▸ 本文

────────

衆議院議員保坂展人君提出死刑の必要性、情報公開などに関する第三回質問に対し、別紙答弁書を送付する。





衆議院議員保坂展人君提出死刑の必要性、情報公開などに関する第三回質問に対する答弁書



一の(1)について

 世論調査は、調査テーマについて広く国民全体の意識を把握することを目的として、統計的理論に基づき無作為に抽出した者を対象に実施している。したがって、一般的に国民の間で事実関係、情報が広く認知され、かつ、関心が高いテーマを選定しているところである。なお、個々の質問の調査に当たっては、必要に応じ、調査員から語句の定義等の補足説明を行っている。
 また、世論調査の実施においては、統計的理論に基づく調査対象者の抽出を行うとともに、設問についてもできるだけ中立客観的な聞き方とし、御指摘の批判、誤解を受けることがないよう努めているところである。

────────

▸ データ抜粋
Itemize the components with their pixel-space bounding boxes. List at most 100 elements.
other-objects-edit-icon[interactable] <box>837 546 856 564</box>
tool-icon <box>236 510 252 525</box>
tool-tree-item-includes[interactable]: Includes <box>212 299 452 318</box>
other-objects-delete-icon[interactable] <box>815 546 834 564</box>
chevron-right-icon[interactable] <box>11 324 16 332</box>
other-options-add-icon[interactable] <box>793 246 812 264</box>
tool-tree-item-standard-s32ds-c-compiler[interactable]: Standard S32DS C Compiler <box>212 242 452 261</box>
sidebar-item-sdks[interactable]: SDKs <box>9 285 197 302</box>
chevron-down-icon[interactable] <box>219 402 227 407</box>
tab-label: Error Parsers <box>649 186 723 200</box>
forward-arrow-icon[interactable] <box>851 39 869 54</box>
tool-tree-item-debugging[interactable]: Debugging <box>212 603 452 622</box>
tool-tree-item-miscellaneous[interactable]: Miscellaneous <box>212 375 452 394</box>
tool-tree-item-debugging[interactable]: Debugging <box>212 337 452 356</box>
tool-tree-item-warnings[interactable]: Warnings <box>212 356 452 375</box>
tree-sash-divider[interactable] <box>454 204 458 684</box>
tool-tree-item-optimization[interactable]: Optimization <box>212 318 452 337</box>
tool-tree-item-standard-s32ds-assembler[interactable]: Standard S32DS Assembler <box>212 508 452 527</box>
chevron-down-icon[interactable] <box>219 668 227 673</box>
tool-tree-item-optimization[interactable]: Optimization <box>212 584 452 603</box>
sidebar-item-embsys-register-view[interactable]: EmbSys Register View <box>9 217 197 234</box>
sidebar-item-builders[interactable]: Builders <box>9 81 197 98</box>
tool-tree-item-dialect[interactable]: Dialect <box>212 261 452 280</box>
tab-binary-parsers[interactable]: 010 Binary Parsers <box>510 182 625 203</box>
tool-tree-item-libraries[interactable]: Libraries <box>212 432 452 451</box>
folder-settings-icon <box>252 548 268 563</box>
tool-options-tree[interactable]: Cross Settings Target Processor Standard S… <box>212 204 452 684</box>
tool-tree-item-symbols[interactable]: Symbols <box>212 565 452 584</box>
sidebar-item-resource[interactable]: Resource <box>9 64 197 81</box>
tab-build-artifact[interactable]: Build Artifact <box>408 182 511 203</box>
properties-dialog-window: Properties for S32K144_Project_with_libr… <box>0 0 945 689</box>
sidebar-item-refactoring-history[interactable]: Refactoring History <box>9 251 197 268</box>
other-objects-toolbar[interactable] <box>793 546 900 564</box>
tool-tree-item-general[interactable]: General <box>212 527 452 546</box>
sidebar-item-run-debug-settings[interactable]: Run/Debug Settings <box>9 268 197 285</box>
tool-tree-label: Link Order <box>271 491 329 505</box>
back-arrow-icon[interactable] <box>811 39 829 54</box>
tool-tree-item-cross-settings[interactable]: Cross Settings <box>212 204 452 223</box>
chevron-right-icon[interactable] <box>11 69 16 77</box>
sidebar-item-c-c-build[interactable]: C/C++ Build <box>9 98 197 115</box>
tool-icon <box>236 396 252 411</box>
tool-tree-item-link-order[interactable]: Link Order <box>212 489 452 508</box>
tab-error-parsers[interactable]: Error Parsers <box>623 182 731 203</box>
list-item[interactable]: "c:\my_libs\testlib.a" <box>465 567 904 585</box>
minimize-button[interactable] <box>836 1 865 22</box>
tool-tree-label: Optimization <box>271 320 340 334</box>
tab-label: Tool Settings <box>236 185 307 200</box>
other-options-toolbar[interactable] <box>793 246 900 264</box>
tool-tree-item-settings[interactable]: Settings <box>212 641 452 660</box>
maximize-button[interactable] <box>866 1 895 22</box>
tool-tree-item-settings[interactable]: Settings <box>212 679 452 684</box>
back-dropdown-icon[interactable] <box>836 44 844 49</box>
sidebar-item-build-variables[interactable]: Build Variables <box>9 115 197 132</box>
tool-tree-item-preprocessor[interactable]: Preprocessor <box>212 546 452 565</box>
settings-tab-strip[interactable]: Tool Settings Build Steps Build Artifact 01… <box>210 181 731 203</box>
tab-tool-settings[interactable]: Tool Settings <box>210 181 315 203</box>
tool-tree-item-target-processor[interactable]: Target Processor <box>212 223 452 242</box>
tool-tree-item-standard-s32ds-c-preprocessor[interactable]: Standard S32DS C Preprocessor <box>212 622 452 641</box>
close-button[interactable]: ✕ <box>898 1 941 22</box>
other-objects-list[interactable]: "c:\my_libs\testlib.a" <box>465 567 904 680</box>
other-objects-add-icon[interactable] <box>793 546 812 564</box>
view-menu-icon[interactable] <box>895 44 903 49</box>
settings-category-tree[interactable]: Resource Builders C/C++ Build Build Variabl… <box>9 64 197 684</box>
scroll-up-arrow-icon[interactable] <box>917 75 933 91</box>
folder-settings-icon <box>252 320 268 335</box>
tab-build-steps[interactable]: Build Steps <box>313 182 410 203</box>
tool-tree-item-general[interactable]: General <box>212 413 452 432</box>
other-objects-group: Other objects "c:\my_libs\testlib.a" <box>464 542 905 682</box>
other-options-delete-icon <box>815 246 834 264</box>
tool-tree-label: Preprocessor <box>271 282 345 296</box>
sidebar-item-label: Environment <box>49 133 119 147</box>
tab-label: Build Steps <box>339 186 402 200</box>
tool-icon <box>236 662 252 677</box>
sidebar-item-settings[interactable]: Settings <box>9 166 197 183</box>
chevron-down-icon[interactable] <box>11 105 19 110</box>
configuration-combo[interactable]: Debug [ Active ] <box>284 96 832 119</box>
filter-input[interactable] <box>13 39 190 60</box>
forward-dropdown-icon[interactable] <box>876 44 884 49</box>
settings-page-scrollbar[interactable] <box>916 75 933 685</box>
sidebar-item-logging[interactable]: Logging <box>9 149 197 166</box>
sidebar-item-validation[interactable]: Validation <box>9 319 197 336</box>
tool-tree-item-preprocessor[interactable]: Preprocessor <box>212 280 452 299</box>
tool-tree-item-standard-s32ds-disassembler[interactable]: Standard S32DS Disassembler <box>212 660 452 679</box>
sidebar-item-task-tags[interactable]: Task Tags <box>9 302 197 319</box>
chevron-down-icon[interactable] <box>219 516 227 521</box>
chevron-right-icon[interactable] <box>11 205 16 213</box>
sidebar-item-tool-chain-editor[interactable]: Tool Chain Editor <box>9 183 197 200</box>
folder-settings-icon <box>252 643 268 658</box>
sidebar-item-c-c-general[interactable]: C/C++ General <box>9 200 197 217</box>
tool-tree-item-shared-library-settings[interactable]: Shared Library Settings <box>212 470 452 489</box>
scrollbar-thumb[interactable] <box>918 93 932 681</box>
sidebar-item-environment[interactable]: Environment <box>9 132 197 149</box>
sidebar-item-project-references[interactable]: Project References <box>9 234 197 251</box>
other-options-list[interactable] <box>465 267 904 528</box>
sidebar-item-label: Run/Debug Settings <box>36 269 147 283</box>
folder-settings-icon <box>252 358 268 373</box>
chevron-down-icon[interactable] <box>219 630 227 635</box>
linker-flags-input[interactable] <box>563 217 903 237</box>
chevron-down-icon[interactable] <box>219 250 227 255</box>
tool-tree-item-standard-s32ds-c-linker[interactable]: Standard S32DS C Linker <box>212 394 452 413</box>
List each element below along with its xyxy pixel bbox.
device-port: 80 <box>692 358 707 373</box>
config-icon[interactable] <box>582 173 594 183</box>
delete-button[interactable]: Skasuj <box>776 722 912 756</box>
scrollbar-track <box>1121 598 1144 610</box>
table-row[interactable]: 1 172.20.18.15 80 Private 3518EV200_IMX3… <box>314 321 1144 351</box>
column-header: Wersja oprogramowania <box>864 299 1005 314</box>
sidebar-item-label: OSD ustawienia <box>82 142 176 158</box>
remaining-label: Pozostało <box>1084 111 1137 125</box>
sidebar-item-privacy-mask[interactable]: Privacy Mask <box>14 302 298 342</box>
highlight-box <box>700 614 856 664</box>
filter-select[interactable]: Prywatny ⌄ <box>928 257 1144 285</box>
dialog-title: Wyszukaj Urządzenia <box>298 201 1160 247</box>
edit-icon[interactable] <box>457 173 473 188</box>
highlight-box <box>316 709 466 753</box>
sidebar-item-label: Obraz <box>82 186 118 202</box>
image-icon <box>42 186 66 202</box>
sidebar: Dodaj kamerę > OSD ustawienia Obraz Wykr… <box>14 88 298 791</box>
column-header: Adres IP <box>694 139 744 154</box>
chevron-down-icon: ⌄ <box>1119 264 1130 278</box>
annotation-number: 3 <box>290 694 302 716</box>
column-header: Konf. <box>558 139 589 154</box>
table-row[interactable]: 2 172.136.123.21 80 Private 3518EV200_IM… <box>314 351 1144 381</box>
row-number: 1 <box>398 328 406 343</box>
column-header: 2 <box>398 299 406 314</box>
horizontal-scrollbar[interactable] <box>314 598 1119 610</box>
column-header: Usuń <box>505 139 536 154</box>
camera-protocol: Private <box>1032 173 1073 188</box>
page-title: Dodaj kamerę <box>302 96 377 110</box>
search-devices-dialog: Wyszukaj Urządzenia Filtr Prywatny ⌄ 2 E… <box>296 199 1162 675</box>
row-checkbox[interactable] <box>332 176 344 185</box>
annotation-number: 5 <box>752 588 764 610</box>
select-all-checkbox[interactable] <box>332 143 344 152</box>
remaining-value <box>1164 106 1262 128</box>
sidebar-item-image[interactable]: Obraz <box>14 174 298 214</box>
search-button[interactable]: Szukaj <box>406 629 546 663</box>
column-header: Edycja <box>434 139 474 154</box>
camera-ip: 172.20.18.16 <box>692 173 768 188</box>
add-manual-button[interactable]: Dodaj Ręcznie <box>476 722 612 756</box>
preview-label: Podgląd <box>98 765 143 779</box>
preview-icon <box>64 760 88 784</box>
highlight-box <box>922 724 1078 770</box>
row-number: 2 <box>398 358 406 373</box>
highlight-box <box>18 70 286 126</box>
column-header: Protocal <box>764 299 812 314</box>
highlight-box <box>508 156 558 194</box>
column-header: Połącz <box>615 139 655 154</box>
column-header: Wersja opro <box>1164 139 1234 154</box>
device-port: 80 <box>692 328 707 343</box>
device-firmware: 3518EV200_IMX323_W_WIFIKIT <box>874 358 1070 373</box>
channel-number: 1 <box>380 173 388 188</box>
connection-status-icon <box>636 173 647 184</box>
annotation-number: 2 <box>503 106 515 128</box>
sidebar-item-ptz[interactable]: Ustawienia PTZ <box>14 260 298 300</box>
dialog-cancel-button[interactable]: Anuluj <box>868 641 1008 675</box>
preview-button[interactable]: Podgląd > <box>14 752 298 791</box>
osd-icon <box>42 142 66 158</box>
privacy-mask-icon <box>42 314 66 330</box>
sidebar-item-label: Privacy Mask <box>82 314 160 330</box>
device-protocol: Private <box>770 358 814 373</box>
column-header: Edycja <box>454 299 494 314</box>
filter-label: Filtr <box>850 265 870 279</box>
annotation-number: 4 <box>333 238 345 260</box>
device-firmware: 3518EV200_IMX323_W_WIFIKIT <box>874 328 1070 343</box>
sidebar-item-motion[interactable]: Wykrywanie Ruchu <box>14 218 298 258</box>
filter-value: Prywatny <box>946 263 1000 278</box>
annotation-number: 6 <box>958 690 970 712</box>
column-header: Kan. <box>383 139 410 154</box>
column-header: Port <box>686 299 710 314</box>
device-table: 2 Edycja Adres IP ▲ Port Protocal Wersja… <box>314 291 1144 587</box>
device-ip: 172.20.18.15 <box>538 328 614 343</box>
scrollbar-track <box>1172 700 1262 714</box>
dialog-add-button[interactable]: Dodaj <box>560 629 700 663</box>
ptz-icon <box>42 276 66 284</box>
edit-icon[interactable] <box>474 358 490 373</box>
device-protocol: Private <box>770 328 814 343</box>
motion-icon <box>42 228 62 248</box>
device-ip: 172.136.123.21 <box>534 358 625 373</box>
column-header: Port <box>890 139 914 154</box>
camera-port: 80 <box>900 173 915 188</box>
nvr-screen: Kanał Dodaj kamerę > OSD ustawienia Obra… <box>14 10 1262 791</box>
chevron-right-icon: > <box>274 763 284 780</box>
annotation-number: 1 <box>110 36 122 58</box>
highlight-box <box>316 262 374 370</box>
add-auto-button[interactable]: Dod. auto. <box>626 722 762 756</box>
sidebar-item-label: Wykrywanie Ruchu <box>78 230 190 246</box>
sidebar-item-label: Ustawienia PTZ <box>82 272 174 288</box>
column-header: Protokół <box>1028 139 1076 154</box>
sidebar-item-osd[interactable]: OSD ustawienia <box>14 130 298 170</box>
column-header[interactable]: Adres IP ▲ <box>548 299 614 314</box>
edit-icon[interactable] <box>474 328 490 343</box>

────────

▸ 作業一覧
A: 本文の全体を一字も変えずに出力すること。
B: データ抜粋の最初の行から「chevron-down-icon[interactable] <box>219 668」を含む行までを、両端の行も含めてMarkdownの表で表すこと。列名は「番号」と「行の内容」とし、空行は除く。

▸ 回答
A:
衆議院議員保坂展人君提出死刑の必要性、情報公開などに関する第三回質問に対し、別紙答弁書を送付する。





衆議院議員保坂展人君提出死刑の必要性、情報公開などに関する第三回質問に対する答弁書



一の(1)について

 世論調査は、調査テーマについて広く国民全体の意識を把握することを目的として、統計的理論に基づき無作為に抽出した者を対象に実施している。したがって、一般的に国民の間で事実関係、情報が広く認知され、かつ、関心が高いテーマを選定しているところである。なお、個々の質問の調査に当たっては、必要に応じ、調査員から語句の定義等の補足説明を行っている。
 また、世論調査の実施においては、統計的理論に基づく調査対象者の抽出を行うとともに、設問についてもできるだけ中立客観的な聞き方とし、御指摘の批判、誤解を受けることがないよう努めているところである。

B:
| 番号 | 行の内容 |
|---|---|
| 1 | Itemize the components with their pixel-space bounding boxes. List at most 100 elements. |
| 2 | other-objects-edit-icon[interactable] <box>837 546 856 564</box> |
| 3 | tool-icon <box>236 510 252 525</box> |
| 4 | tool-tree-item-includes[interactable]: Includes <box>212 299 452 318</box> |
| 5 | other-objects-delete-icon[interactable] <box>815 546 834 564</box> |
| 6 | chevron-right-icon[interactable] <box>11 324 16 332</box> |
| 7 | other-options-add-icon[interactable] <box>793 246 812 264</box> |
| 8 | tool-tree-item-standard-s32ds-c-compiler[interactable]: Standard S32DS C Compiler <box>212 242 452 261</box> |
| 9 | sidebar-item-sdks[interactable]: SDKs <box>9 285 197 302</box> |
| 10 | chevron-down-icon[interactable] <box>219 402 227 407</box> |
| 11 | tab-label: Error Parsers <box>649 186 723 200</box> |
| 12 | forward-arrow-icon[interactable] <box>851 39 869 54</box> |
| 13 | tool-tree-item-debugging[interactable]: Debugging <box>212 603 452 622</box> |
| 14 | tool-tree-item-miscellaneous[interactable]: Miscellaneous <box>212 375 452 394</box> |
| 15 | tool-tree-item-debugging[interactable]: Debugging <box>212 337 452 356</box> |
| 16 | tool-tree-item-warnings[interactable]: Warnings <box>212 356 452 375</box> |
| 17 | tree-sash-divider[interactable] <box>454 204 458 684</box> |
| 18 | tool-tree-item-optimization[interactable]: Optimization <box>212 318 452 337</box> |
| 19 | tool-tree-item-standard-s32ds-assembler[interactable]: Standard S32DS Assembler <box>212 508 452 527</box> |
| 20 | chevron-down-icon[interactable] <box>219 668 227 673</box> |